WHAT TO DO:
Search the records for the word "规定动作" and pick out every line that has it.

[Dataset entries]
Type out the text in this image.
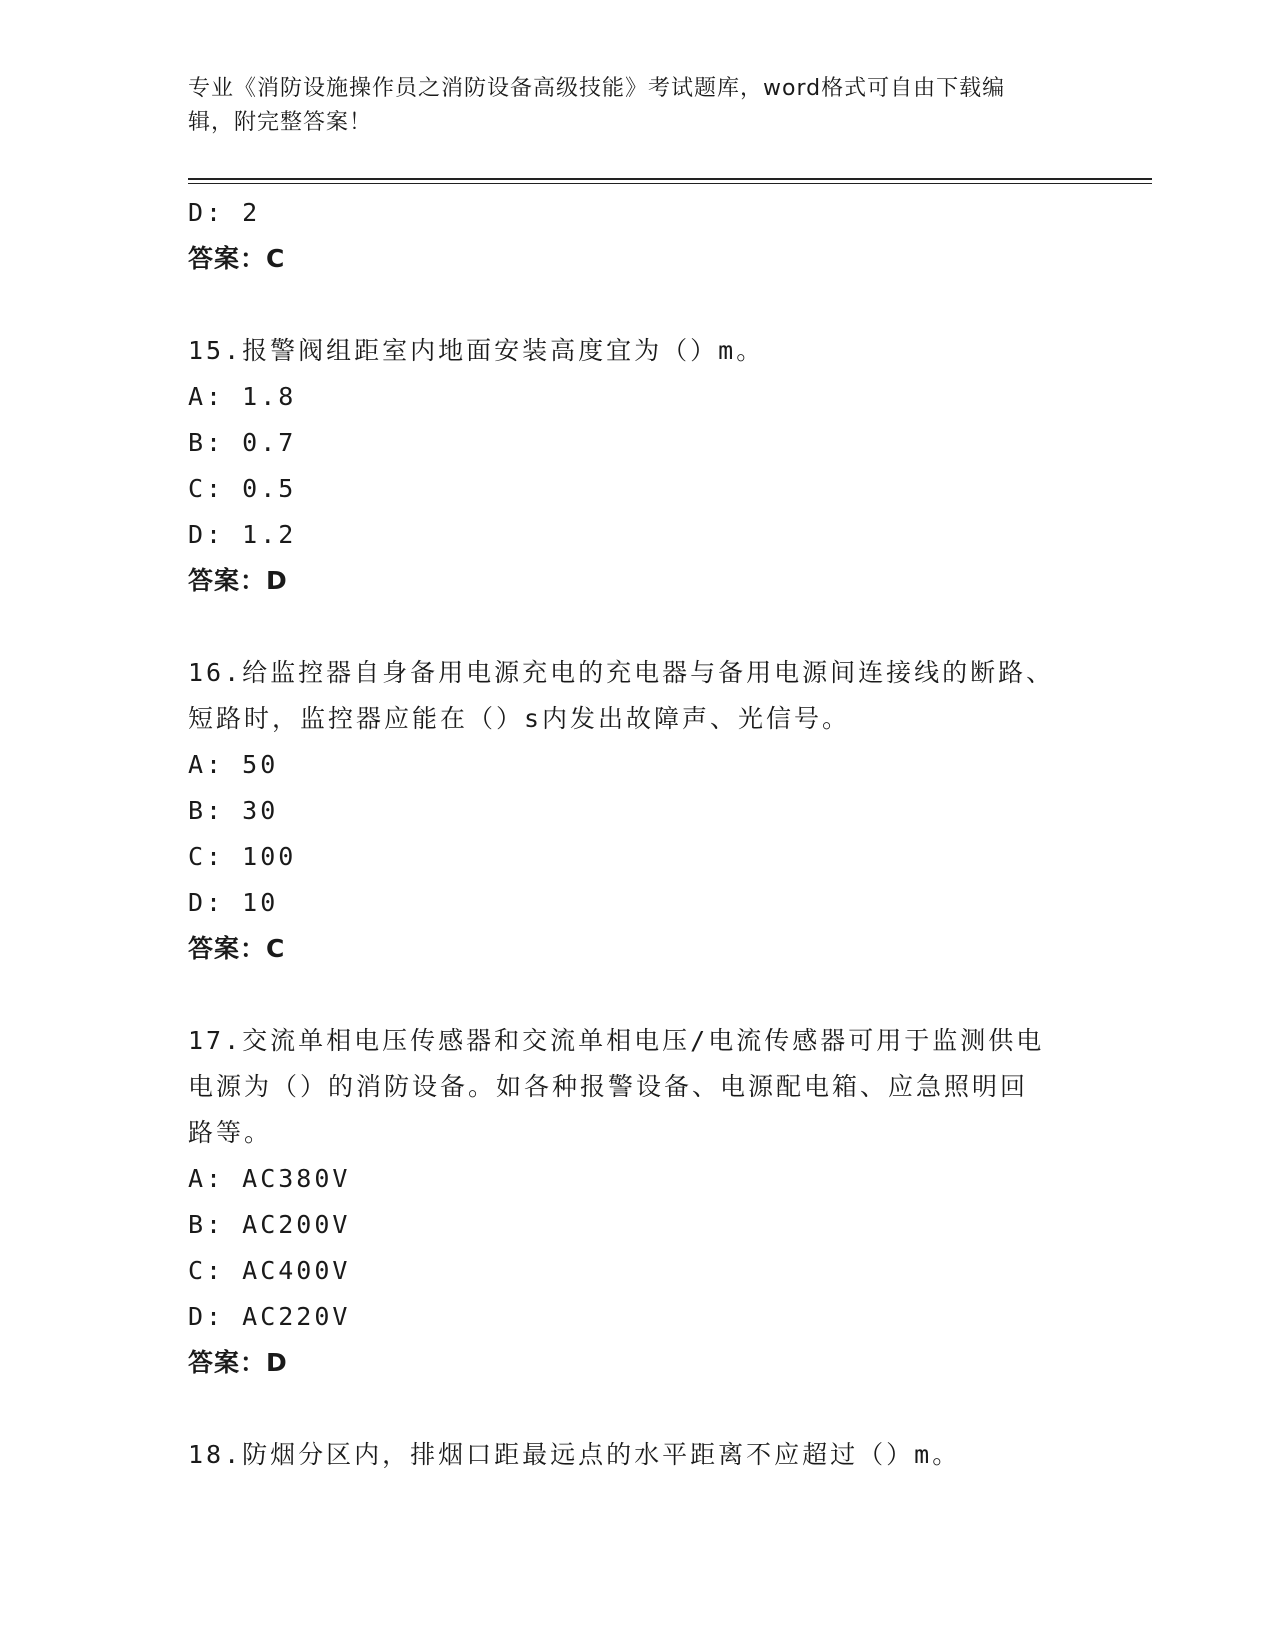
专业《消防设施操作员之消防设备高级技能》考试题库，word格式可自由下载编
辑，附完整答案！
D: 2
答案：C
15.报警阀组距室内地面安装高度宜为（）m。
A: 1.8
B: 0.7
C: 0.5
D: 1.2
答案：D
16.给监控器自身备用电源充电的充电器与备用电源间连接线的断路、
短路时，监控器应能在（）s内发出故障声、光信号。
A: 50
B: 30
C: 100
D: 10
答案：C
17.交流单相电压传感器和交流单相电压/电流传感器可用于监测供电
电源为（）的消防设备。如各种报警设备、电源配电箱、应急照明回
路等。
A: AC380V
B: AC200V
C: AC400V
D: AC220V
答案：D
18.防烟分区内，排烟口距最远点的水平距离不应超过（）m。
* * *
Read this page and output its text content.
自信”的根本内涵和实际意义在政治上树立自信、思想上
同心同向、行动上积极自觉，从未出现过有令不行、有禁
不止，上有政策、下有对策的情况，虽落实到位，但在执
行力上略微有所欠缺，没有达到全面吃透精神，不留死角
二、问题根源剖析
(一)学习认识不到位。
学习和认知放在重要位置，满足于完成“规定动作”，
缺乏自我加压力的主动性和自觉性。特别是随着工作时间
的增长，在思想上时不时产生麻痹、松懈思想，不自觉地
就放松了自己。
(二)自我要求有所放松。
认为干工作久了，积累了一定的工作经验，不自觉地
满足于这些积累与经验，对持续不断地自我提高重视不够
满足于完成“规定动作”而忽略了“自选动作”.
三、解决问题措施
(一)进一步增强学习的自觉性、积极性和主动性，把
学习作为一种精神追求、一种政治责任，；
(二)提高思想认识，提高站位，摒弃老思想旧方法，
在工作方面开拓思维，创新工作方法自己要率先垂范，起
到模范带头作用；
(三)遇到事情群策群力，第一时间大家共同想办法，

EXERCISE OUTPUT:
学习和认知放在重要位置，满足于完成“规定动作”，
满足于完成“规定动作”而忽略了“自选动作”.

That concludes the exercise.